→ **The request**:
Reproduce each line exactly, including spacing and punctuation.

→ **Given data**:
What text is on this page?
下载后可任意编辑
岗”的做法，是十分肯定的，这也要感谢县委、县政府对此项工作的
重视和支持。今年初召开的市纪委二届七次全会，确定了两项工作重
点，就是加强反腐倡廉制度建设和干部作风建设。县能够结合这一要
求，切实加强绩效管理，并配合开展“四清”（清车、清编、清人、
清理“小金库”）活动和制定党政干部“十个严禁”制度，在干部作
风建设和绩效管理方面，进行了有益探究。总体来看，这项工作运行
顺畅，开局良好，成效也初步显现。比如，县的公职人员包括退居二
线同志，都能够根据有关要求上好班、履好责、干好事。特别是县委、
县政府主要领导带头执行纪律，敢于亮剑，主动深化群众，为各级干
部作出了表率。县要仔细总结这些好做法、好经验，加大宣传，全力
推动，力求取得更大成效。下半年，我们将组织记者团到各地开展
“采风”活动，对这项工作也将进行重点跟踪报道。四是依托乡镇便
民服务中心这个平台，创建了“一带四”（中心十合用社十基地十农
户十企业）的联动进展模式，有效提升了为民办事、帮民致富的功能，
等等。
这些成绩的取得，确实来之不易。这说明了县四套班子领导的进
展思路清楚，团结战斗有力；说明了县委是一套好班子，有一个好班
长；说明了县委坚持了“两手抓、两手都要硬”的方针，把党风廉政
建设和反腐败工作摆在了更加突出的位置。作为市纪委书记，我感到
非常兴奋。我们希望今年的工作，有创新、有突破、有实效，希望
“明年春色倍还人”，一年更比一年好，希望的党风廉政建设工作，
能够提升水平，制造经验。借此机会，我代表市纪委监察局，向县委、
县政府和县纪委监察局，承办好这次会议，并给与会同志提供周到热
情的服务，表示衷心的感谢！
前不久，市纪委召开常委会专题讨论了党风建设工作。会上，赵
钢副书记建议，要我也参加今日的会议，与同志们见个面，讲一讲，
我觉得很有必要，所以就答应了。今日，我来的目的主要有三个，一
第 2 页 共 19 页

→ **Result of this task**:
What text is on this page?
下载后可任意编辑
岗”的做法，是十分肯定的，这也要感谢县委、县政府对此项工作的
重视和支持。今年初召开的市纪委二届七次全会，确定了两项工作重
点，就是加强反腐倡廉制度建设和干部作风建设。县能够结合这一要
求，切实加强绩效管理，并配合开展“四清”（清车、清编、清人、
清理“小金库”）活动和制定党政干部“十个严禁”制度，在干部作
风建设和绩效管理方面，进行了有益探究。总体来看，这项工作运行
顺畅，开局良好，成效也初步显现。比如，县的公职人员包括退居二
线同志，都能够根据有关要求上好班、履好责、干好事。特别是县委、
县政府主要领导带头执行纪律，敢于亮剑，主动深化群众，为各级干
部作出了表率。县要仔细总结这些好做法、好经验，加大宣传，全力
推动，力求取得更大成效。下半年，我们将组织记者团到各地开展
“采风”活动，对这项工作也将进行重点跟踪报道。四是依托乡镇便
民服务中心这个平台，创建了“一带四”（中心十合用社十基地十农
户十企业）的联动进展模式，有效提升了为民办事、帮民致富的功能，
等等。
这些成绩的取得，确实来之不易。这说明了县四套班子领导的进
展思路清楚，团结战斗有力；说明了县委是一套好班子，有一个好班
长；说明了县委坚持了“两手抓、两手都要硬”的方针，把党风廉政
建设和反腐败工作摆在了更加突出的位置。作为市纪委书记，我感到
非常兴奋。我们希望今年的工作，有创新、有突破、有实效，希望
“明年春色倍还人”，一年更比一年好，希望的党风廉政建设工作，
能够提升水平，制造经验。借此机会，我代表市纪委监察局，向县委、
县政府和县纪委监察局，承办好这次会议，并给与会同志提供周到热
情的服务，表示衷心的感谢！
前不久，市纪委召开常委会专题讨论了党风建设工作。会上，赵
钢副书记建议，要我也参加今日的会议，与同志们见个面，讲一讲，
我觉得很有必要，所以就答应了。今日，我来的目的主要有三个，一
第 2 页 共 19 页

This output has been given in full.